Structured figure records

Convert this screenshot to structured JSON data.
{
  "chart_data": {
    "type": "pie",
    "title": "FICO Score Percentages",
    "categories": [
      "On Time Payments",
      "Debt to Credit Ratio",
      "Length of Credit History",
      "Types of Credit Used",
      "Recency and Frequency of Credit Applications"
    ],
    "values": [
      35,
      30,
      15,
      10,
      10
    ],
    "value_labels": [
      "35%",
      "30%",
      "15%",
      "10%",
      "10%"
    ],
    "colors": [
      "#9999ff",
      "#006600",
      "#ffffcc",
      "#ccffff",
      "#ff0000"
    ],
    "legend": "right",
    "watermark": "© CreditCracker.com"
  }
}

==

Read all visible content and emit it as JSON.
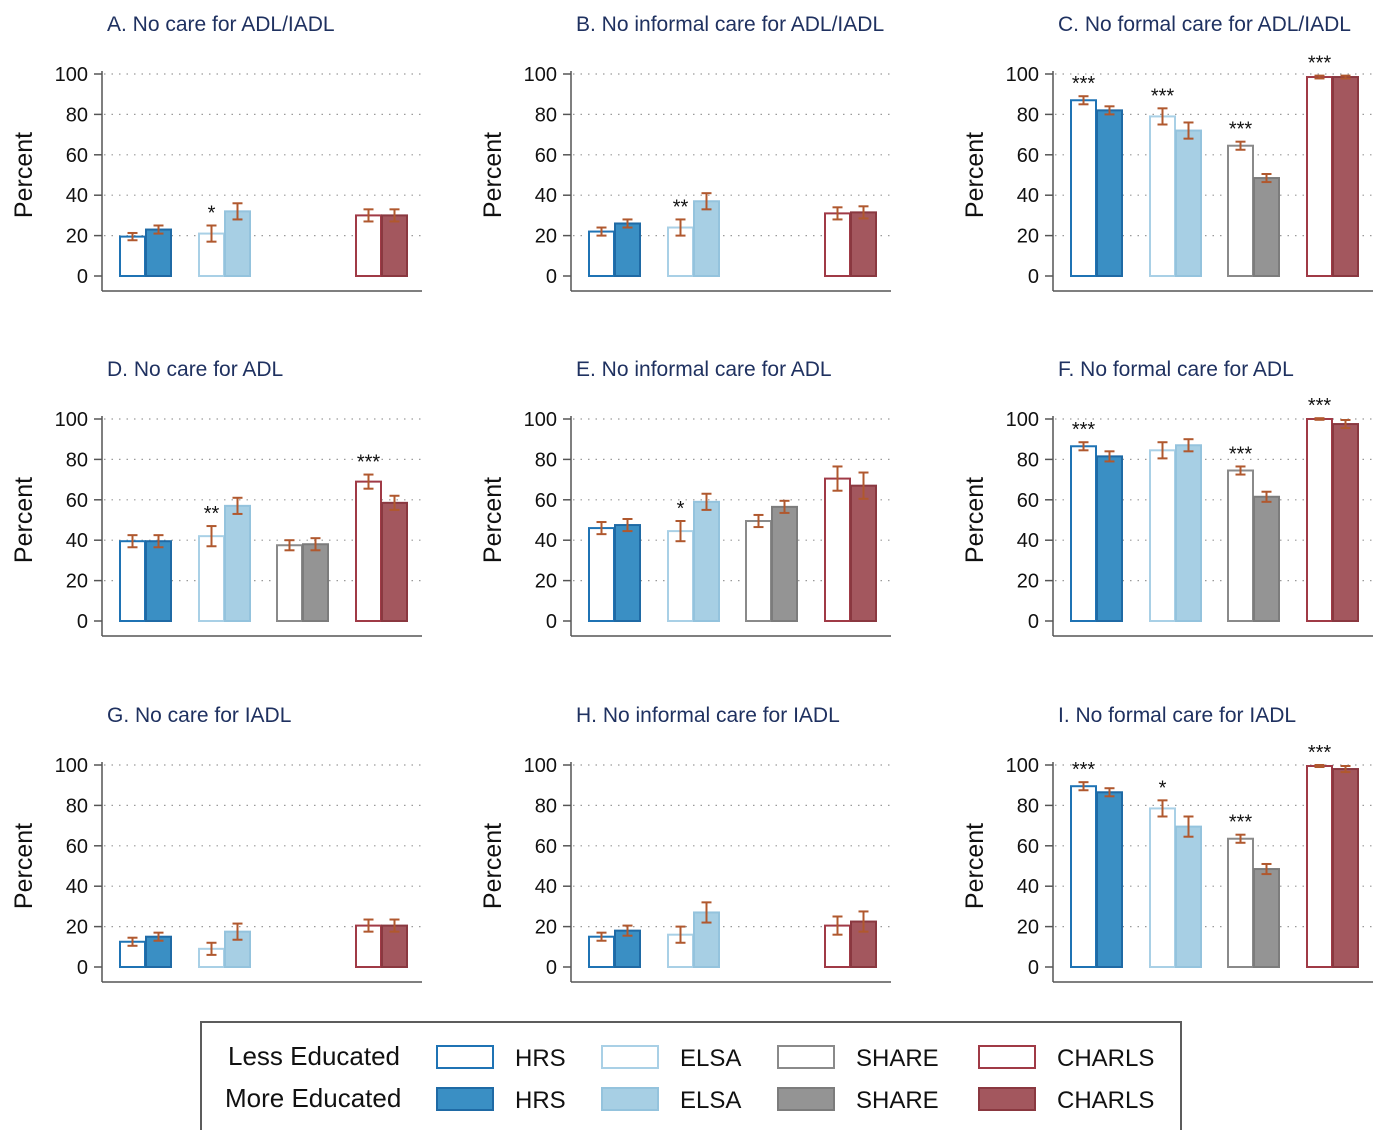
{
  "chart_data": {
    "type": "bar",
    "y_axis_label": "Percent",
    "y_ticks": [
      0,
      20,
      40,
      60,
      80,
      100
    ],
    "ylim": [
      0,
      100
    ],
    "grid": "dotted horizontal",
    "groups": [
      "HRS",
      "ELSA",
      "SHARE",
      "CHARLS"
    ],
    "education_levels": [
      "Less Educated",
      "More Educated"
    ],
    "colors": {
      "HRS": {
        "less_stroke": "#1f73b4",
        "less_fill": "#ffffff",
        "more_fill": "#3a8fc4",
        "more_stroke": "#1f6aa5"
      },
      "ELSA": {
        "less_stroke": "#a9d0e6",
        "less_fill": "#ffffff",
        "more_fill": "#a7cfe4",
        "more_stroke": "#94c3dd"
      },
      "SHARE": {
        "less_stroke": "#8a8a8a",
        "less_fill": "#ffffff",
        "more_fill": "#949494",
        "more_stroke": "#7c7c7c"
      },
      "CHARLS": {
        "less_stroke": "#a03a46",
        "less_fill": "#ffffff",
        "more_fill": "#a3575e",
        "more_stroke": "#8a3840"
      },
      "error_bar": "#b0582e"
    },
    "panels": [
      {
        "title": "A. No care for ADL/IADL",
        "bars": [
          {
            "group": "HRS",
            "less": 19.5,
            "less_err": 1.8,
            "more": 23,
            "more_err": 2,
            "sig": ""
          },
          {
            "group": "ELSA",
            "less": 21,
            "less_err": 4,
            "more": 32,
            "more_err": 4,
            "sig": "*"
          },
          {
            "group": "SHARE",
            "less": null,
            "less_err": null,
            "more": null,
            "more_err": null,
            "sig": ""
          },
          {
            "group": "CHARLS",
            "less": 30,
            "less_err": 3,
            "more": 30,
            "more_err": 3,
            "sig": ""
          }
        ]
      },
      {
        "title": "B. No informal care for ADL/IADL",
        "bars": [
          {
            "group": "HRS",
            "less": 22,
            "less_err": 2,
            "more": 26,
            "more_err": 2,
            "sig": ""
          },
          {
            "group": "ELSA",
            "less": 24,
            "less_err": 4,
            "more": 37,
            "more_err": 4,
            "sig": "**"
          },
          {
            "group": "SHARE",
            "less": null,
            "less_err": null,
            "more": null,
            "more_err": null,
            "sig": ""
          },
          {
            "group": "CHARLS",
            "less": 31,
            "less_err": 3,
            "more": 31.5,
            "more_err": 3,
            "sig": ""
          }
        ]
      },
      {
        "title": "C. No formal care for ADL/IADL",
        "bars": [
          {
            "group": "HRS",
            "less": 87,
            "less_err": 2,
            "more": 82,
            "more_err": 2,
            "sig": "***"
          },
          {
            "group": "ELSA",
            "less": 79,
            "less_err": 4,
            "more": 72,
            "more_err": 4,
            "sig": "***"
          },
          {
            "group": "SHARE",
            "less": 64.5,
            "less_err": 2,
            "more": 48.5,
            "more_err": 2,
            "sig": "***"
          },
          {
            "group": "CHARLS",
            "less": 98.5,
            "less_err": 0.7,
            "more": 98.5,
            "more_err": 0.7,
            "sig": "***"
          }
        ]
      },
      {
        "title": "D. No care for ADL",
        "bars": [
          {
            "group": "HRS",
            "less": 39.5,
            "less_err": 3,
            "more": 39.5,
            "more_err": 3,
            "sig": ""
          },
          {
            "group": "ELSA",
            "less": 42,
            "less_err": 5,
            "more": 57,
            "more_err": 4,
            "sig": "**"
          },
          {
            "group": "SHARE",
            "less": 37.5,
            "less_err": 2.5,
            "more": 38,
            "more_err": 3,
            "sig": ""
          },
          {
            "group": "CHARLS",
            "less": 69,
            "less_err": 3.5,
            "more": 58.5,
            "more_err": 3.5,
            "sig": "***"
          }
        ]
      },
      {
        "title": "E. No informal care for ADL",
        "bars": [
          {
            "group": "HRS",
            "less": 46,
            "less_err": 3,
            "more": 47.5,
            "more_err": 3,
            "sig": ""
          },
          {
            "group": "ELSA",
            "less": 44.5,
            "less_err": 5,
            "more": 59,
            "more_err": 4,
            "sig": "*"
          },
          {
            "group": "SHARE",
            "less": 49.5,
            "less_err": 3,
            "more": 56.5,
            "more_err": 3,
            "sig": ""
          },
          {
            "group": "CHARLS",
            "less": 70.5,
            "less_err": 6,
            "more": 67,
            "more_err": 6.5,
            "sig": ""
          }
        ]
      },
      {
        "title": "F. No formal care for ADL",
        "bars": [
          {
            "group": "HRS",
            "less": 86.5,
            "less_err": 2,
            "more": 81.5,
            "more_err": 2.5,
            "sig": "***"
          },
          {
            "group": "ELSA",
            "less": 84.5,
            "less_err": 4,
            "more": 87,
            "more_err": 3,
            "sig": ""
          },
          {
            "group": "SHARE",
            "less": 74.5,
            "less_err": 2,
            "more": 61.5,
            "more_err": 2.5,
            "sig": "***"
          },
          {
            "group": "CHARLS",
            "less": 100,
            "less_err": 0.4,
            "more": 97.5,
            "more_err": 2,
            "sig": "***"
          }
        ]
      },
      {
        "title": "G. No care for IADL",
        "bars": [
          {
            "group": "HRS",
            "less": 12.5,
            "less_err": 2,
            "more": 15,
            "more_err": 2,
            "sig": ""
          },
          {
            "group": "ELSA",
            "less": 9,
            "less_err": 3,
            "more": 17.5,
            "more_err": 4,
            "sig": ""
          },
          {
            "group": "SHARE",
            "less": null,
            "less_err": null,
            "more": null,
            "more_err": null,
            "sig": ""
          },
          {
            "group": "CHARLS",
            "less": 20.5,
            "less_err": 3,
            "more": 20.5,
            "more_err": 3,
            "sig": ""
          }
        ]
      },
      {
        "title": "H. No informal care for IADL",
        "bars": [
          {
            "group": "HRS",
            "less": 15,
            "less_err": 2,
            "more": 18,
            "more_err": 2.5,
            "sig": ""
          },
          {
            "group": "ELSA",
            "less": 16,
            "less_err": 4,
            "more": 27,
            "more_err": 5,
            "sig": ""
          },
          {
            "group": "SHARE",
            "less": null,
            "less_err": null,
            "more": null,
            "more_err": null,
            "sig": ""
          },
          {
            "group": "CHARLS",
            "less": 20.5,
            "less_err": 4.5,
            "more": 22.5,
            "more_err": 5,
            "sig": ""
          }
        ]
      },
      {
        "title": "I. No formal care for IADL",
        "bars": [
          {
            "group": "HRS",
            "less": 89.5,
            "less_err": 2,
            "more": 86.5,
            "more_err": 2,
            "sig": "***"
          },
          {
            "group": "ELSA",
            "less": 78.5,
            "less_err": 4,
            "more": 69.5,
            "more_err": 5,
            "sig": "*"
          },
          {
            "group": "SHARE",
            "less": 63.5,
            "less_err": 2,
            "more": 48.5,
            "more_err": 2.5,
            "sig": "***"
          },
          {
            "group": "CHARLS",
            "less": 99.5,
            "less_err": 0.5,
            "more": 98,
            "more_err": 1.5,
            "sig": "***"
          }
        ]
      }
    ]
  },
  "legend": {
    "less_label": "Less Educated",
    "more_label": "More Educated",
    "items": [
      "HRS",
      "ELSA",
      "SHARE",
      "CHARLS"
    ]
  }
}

▶ What the exercise asks: In the entries above, identify every line with the string "JSON".

▶ Task answer:
Convert this screenshot to structured JSON data.
Read all visible content and emit it as JSON.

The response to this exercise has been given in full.